### Extracted material

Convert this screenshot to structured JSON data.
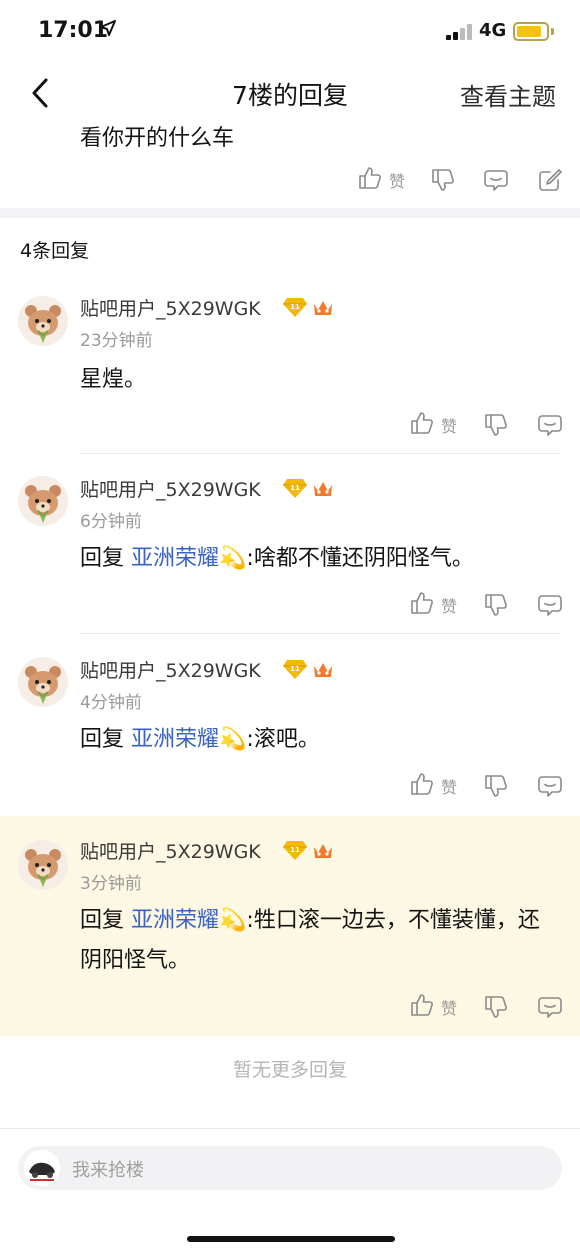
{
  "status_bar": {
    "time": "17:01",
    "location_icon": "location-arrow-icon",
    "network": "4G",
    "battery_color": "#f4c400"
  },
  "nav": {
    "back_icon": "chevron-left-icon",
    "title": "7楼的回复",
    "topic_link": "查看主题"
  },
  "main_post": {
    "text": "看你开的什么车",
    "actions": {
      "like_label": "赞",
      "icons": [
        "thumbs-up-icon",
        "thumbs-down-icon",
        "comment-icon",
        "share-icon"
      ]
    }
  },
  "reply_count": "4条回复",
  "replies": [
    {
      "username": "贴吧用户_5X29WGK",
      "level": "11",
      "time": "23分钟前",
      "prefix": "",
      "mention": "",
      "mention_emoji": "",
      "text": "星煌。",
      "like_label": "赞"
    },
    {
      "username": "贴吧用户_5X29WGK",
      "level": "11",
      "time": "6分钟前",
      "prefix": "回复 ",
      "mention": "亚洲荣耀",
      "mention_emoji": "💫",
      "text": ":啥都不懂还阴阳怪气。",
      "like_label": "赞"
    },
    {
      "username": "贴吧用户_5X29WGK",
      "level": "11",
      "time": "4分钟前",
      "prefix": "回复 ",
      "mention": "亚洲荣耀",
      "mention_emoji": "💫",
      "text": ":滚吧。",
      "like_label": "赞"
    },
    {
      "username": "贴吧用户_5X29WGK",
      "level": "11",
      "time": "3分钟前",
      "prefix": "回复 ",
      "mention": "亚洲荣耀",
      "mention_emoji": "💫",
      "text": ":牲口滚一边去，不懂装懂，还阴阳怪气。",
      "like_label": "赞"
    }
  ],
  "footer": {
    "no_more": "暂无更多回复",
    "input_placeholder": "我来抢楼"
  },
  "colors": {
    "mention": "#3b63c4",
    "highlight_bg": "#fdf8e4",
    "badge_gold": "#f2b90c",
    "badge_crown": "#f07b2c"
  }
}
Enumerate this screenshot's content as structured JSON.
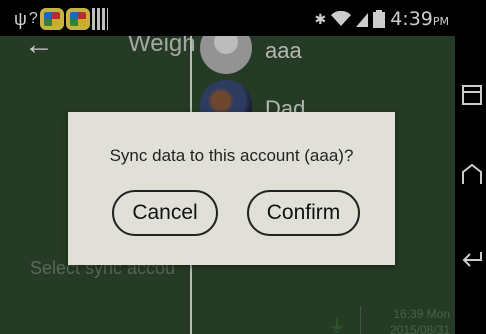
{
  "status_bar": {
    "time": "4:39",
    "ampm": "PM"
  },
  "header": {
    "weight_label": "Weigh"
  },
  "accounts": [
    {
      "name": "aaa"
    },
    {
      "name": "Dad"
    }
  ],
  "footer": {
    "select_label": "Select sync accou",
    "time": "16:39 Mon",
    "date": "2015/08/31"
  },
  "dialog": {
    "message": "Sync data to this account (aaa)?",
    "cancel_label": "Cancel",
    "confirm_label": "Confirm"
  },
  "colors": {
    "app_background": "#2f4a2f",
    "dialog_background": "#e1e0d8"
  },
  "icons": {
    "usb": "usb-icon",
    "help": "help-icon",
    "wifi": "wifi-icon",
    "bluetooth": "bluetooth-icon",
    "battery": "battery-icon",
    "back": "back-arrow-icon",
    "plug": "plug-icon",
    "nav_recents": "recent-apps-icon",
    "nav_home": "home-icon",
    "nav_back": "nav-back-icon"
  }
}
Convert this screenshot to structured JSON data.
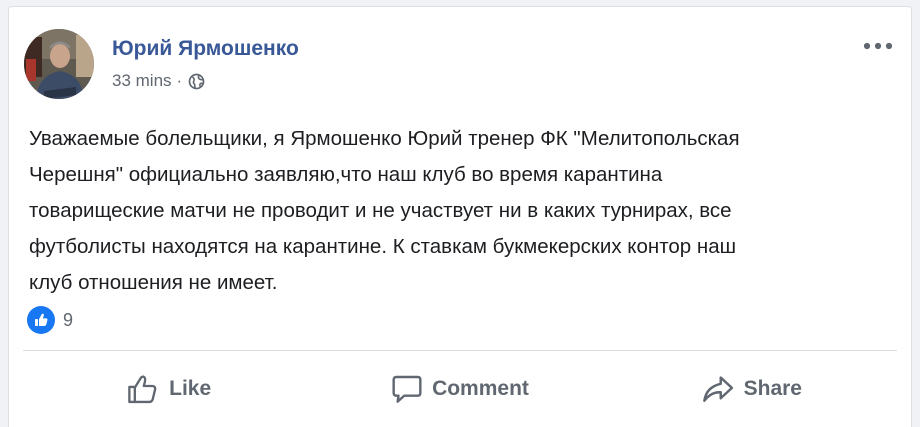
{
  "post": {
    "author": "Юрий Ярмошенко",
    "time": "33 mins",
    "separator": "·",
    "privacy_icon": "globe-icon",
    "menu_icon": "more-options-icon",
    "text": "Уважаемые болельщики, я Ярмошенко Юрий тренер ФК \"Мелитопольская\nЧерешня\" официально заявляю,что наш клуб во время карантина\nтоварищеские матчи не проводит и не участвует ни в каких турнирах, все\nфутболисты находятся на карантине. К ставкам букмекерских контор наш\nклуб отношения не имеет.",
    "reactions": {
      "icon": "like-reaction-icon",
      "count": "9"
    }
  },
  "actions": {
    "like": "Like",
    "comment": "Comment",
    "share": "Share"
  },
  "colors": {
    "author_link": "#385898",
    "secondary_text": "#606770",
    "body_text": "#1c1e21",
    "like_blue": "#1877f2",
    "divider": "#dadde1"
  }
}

### Exercise objective
The records above are to be reproduced exactly; the pictures are to be left out.

### Answer below
Convert this screenshot to structured JSON data.
{
  "status_bar": {
    "time": "17:01",
    "location_icon": "location-arrow-icon",
    "network": "4G",
    "battery_color": "#f4c400"
  },
  "nav": {
    "back_icon": "chevron-left-icon",
    "title": "7楼的回复",
    "topic_link": "查看主题"
  },
  "main_post": {
    "text": "看你开的什么车",
    "actions": {
      "like_label": "赞",
      "icons": [
        "thumbs-up-icon",
        "thumbs-down-icon",
        "comment-icon",
        "share-icon"
      ]
    }
  },
  "reply_count": "4条回复",
  "replies": [
    {
      "username": "贴吧用户_5X29WGK",
      "level": "11",
      "time": "23分钟前",
      "prefix": "",
      "mention": "",
      "mention_emoji": "",
      "text": "星煌。",
      "like_label": "赞"
    },
    {
      "username": "贴吧用户_5X29WGK",
      "level": "11",
      "time": "6分钟前",
      "prefix": "回复 ",
      "mention": "亚洲荣耀",
      "mention_emoji": "💫",
      "text": ":啥都不懂还阴阳怪气。",
      "like_label": "赞"
    },
    {
      "username": "贴吧用户_5X29WGK",
      "level": "11",
      "time": "4分钟前",
      "prefix": "回复 ",
      "mention": "亚洲荣耀",
      "mention_emoji": "💫",
      "text": ":滚吧。",
      "like_label": "赞"
    },
    {
      "username": "贴吧用户_5X29WGK",
      "level": "11",
      "time": "3分钟前",
      "prefix": "回复 ",
      "mention": "亚洲荣耀",
      "mention_emoji": "💫",
      "text": ":牲口滚一边去，不懂装懂，还阴阳怪气。",
      "like_label": "赞"
    }
  ],
  "footer": {
    "no_more": "暂无更多回复",
    "input_placeholder": "我来抢楼"
  },
  "colors": {
    "mention": "#3b63c4",
    "highlight_bg": "#fdf8e4",
    "badge_gold": "#f2b90c",
    "badge_crown": "#f07b2c"
  }
}
Enumerate this screenshot's content as structured JSON.
{
  "status_bar": {
    "time": "4:39",
    "ampm": "PM"
  },
  "header": {
    "weight_label": "Weigh"
  },
  "accounts": [
    {
      "name": "aaa"
    },
    {
      "name": "Dad"
    }
  ],
  "footer": {
    "select_label": "Select sync accou",
    "time": "16:39 Mon",
    "date": "2015/08/31"
  },
  "dialog": {
    "message": "Sync data to this account (aaa)?",
    "cancel_label": "Cancel",
    "confirm_label": "Confirm"
  },
  "colors": {
    "app_background": "#2f4a2f",
    "dialog_background": "#e1e0d8"
  },
  "icons": {
    "usb": "usb-icon",
    "help": "help-icon",
    "wifi": "wifi-icon",
    "bluetooth": "bluetooth-icon",
    "battery": "battery-icon",
    "back": "back-arrow-icon",
    "plug": "plug-icon",
    "nav_recents": "recent-apps-icon",
    "nav_home": "home-icon",
    "nav_back": "nav-back-icon"
  }
}
Convert this screenshot to structured JSON data.
{
  "post": {
    "author": "Юрий Ярмошенко",
    "time": "33 mins",
    "separator": "·",
    "privacy_icon": "globe-icon",
    "menu_icon": "more-options-icon",
    "text": "Уважаемые болельщики, я Ярмошенко Юрий тренер ФК \"Мелитопольская\nЧерешня\" официально заявляю,что наш клуб во время карантина\nтоварищеские матчи не проводит и не участвует ни в каких турнирах, все\nфутболисты находятся на карантине. К ставкам букмекерских контор наш\nклуб отношения не имеет.",
    "reactions": {
      "icon": "like-reaction-icon",
      "count": "9"
    }
  },
  "actions": {
    "like": "Like",
    "comment": "Comment",
    "share": "Share"
  },
  "colors": {
    "author_link": "#385898",
    "secondary_text": "#606770",
    "body_text": "#1c1e21",
    "like_blue": "#1877f2",
    "divider": "#dadde1"
  }
}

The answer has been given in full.